Could you copy every line from the material below in which "content" appears?

=====

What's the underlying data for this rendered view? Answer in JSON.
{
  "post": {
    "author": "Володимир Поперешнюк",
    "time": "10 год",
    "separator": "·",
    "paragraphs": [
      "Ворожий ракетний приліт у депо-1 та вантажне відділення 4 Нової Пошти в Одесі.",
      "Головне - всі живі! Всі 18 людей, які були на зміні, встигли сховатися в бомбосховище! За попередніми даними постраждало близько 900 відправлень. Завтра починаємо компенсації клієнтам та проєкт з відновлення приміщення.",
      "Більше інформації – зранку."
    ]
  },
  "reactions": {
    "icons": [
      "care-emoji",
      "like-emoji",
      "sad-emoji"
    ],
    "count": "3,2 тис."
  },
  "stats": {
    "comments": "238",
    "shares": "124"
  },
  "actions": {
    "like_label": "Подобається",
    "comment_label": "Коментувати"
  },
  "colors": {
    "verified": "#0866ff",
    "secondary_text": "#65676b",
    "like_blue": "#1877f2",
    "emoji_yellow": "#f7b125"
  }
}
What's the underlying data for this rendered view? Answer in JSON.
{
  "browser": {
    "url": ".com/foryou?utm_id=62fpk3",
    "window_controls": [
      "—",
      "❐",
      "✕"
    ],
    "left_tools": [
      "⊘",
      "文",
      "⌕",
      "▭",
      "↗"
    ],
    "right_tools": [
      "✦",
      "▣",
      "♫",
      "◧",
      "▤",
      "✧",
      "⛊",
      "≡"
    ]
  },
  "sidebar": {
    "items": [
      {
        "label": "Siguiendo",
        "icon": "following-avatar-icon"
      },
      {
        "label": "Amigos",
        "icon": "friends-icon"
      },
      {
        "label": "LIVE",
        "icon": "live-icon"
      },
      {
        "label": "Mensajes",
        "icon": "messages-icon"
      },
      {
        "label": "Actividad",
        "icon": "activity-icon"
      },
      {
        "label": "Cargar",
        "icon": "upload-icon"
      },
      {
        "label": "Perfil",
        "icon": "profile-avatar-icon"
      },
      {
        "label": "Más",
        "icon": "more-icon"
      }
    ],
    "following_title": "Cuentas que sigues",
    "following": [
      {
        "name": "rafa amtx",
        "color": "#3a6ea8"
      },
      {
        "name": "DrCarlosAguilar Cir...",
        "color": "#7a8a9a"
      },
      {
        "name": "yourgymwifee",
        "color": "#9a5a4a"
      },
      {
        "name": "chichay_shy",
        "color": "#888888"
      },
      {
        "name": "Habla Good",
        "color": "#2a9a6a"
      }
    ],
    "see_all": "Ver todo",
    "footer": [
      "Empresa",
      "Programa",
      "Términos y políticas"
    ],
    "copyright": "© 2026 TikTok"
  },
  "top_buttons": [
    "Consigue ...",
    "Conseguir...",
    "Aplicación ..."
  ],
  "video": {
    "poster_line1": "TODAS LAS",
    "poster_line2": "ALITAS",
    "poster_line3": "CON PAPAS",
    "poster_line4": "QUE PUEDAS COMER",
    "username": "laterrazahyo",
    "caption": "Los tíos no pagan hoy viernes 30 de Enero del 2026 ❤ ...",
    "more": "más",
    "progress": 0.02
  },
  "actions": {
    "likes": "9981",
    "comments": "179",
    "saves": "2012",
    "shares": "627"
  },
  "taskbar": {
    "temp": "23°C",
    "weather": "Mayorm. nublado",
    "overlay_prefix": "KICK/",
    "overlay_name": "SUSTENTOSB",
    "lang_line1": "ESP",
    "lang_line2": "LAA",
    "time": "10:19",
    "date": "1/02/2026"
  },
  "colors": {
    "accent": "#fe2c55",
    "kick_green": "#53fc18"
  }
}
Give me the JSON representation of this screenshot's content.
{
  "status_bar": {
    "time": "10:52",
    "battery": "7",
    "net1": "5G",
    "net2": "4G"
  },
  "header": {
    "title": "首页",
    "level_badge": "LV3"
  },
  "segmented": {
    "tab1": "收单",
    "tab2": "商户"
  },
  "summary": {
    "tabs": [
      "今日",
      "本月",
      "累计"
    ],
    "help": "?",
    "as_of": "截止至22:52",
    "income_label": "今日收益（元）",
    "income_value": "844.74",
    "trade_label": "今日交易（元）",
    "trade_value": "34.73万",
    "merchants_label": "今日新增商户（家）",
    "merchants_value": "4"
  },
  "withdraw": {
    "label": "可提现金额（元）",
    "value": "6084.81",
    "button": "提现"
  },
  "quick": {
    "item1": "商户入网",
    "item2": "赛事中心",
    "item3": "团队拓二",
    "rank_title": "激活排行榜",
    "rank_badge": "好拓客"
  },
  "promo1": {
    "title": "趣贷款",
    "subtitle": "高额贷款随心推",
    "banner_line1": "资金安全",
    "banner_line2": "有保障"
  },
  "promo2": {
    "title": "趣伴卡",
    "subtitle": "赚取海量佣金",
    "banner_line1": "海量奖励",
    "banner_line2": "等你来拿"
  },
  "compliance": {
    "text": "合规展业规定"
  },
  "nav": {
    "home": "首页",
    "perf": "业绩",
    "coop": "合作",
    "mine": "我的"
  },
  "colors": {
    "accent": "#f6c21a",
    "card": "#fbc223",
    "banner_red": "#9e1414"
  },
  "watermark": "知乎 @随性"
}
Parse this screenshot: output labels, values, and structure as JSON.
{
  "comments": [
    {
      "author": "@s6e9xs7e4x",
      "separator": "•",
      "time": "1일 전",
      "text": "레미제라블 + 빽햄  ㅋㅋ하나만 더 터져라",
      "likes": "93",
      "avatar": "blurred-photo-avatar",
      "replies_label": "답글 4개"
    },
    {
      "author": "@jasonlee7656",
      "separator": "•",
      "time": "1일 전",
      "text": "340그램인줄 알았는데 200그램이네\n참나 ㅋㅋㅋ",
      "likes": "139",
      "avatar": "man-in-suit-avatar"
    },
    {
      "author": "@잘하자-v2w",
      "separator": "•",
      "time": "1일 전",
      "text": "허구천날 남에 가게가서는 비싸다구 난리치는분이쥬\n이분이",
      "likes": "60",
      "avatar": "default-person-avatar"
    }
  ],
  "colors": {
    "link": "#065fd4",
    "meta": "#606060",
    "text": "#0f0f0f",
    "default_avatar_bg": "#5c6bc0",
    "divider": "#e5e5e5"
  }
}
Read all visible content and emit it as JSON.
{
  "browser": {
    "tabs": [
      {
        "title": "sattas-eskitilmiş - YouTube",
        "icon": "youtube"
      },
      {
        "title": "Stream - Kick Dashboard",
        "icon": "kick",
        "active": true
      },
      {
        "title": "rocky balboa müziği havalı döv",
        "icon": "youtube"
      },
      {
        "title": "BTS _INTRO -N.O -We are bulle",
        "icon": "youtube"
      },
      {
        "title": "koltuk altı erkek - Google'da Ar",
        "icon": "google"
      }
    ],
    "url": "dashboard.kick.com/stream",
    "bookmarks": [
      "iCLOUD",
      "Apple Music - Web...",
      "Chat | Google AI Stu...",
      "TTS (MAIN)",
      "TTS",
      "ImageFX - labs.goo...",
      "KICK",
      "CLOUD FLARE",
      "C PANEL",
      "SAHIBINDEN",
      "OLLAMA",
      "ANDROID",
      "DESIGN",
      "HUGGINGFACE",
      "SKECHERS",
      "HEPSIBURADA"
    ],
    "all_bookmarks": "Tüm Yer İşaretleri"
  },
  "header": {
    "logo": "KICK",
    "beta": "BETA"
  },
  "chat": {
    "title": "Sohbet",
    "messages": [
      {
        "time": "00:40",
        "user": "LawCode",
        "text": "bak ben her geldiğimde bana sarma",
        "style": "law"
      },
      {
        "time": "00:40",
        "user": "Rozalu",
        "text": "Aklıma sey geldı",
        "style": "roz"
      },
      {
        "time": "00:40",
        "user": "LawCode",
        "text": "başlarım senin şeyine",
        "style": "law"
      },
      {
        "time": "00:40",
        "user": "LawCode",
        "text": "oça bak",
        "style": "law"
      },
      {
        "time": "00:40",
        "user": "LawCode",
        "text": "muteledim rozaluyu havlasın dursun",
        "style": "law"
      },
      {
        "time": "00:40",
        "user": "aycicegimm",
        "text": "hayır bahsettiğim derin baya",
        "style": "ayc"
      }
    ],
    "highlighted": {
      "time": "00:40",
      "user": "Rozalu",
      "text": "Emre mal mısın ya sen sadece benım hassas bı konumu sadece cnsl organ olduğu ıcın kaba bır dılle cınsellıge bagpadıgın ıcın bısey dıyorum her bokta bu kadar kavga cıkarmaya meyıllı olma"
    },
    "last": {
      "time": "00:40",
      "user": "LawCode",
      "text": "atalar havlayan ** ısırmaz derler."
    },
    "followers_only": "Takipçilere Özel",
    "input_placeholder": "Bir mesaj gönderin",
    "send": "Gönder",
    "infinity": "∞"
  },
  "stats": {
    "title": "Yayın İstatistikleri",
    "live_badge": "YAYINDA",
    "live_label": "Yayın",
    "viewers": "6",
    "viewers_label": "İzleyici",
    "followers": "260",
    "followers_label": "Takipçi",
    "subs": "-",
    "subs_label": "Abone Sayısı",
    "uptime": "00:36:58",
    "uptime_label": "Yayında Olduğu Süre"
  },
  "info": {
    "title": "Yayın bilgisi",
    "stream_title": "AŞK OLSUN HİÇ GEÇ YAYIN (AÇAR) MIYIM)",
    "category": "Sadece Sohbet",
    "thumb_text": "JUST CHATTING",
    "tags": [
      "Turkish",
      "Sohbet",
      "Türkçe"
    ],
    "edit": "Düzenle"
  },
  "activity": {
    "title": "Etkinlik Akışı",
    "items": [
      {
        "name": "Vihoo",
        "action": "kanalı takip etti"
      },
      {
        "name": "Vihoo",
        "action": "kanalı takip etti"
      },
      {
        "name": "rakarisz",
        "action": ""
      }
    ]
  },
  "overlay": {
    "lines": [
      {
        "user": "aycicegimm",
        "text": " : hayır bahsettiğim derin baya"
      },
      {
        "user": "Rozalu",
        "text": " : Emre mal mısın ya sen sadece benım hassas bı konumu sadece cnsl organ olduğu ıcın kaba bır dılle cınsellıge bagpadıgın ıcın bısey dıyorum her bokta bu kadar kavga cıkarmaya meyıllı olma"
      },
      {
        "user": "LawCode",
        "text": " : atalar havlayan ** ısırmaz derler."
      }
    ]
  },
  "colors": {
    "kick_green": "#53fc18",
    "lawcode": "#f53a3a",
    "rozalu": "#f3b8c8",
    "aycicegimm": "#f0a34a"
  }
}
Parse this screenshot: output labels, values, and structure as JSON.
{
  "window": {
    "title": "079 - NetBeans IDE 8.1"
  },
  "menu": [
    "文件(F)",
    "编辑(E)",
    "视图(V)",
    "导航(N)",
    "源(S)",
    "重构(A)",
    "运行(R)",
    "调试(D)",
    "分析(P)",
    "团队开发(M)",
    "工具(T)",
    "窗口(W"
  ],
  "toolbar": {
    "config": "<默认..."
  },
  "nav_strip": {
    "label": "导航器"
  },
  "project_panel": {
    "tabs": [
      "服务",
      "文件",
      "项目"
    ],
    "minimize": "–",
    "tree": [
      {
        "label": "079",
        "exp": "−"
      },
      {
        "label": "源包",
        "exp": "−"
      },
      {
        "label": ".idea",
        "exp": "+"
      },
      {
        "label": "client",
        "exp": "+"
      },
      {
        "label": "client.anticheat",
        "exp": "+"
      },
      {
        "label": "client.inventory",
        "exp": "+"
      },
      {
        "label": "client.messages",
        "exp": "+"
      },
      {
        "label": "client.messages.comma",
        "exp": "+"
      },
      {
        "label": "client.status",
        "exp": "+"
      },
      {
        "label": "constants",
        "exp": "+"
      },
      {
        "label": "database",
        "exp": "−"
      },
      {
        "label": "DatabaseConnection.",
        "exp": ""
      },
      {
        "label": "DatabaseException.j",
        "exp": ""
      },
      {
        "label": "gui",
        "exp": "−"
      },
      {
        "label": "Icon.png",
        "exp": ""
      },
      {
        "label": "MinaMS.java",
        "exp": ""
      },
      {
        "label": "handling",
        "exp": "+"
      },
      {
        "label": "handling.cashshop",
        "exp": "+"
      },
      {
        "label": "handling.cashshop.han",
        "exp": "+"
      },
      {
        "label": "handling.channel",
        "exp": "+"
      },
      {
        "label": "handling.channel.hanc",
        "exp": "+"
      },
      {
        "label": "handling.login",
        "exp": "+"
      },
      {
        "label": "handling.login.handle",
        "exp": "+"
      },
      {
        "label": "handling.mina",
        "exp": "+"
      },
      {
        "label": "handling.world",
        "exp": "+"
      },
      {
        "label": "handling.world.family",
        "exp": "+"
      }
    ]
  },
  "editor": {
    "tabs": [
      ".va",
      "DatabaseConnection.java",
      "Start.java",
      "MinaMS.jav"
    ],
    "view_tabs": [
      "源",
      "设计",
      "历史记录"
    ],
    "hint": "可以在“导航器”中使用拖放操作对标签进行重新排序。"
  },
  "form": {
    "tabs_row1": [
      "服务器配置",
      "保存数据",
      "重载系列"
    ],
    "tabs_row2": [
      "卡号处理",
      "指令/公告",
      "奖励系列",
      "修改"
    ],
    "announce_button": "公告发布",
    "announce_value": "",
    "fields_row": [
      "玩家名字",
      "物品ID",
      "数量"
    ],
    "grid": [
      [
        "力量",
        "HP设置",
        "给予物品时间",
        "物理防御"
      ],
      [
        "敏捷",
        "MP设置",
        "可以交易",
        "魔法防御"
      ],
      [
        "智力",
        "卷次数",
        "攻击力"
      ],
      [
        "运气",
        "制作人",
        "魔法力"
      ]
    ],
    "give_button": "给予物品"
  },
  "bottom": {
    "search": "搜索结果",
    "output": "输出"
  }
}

=====

▶ _Problem solution_
Give me the JSON representation of this screenshot's content.
Read all visible content and emit it as JSON.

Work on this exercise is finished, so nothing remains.